### TASK INSTRUCTIONS
Using the listing below, select the lines with the word "sono" and copy them.

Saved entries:
##########

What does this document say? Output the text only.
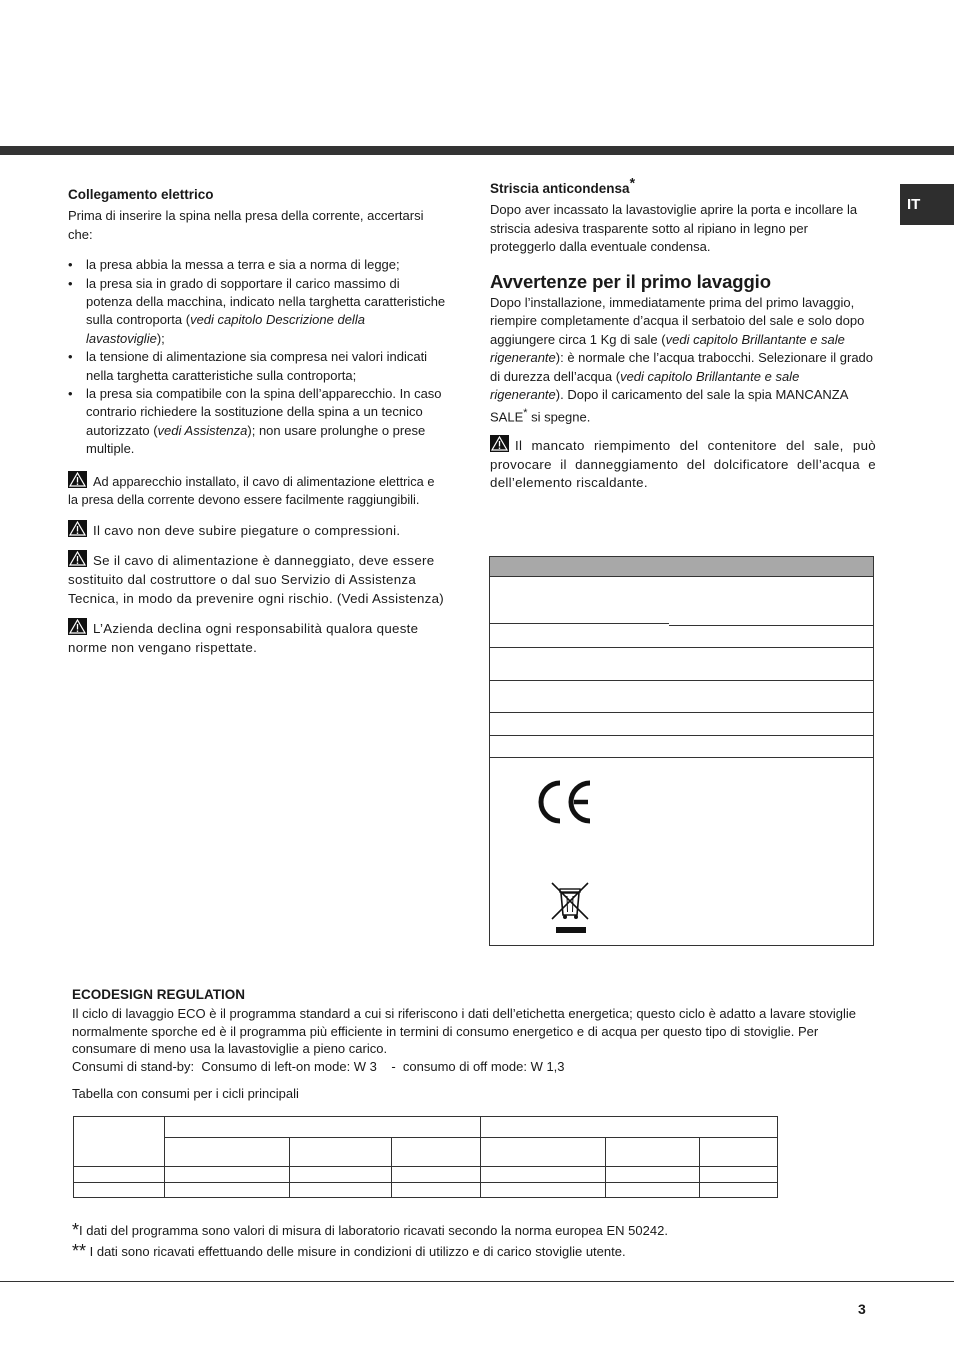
IT
Collegamento elettrico

Prima di inserire la spina nella presa della corrente, accertarsi che:

• la presa abbia la messa a terra e sia a norma di legge;
• la presa sia in grado di sopportare il carico massimo di potenza della macchina, indicato nella targhetta caratteristiche sulla controporta (vedi capitolo Descrizione della lavastoviglie);
• la tensione di alimentazione sia compresa nei valori indicati nella targhetta caratteristiche sulla controporta;
• la presa sia compatibile con la spina dell’apparecchio. In caso contrario richiedere la sostituzione della spina a un tecnico autorizzato (vedi Assistenza); non usare prolunghe o prese multiple.

Ad apparecchio installato, il cavo di alimentazione elettrica e la presa della corrente devono essere facilmente raggiungibili.

Il cavo non deve subire piegature o compressioni.

Se il cavo di alimentazione è danneggiato, deve essere sostituito dal costruttore o dal suo Servizio di Assistenza Tecnica, in modo da prevenire ogni rischio. (Vedi Assistenza)

L’Azienda declina ogni responsabilità qualora queste norme non vengano rispettate.

Striscia anticondensa*

Dopo aver incassato la lavastoviglie aprire la porta e incollare la striscia adesiva trasparente sotto al ripiano in legno per proteggerlo dalla eventuale condensa.

Avvertenze per il primo lavaggio

Dopo l’installazione, immediatamente prima del primo lavaggio, riempire completamente d’acqua il serbatoio del sale e solo dopo aggiungere circa 1 Kg di sale (vedi capitolo Brillantante e sale rigenerante): è normale che l’acqua trabocchi. Selezionare il grado di durezza dell’acqua (vedi capitolo Brillantante e sale rigenerante). Dopo il caricamento del sale la spia MANCANZA SALE* si spegne.

Il mancato riempimento del contenitore del sale, può provocare il danneggiamento del dolcificatore dell’acqua e dell’elemento riscaldante.

ECODESIGN REGULATION

Il ciclo di lavaggio ECO è il programma standard a cui si riferiscono i dati dell’etichetta energetica; questo ciclo è adatto a lavare stoviglie normalmente sporche ed è il programma più efficiente in termini di consumo energetico e di acqua per questo tipo di stoviglie. Per consumare di meno usa la lavastoviglie a pieno carico.

Consumi di stand-by:  Consumo di left-on mode: W 3    -  consumo di off mode: W 1,3

Tabella con consumi per i cicli principali

*I dati del programma sono valori di misura di laboratorio ricavati secondo la norma europea EN 50242.
** I dati sono ricavati effettuando delle misure in condizioni di utilizzo e di carico stoviglie utente.
3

##########

### SOLVED EXERCISE
*I dati del programma sono valori di misura di laboratorio ricavati secondo la norma europea EN 50242.
** I dati sono ricavati effettuando delle misure in condizioni di utilizzo e di carico stoviglie utente.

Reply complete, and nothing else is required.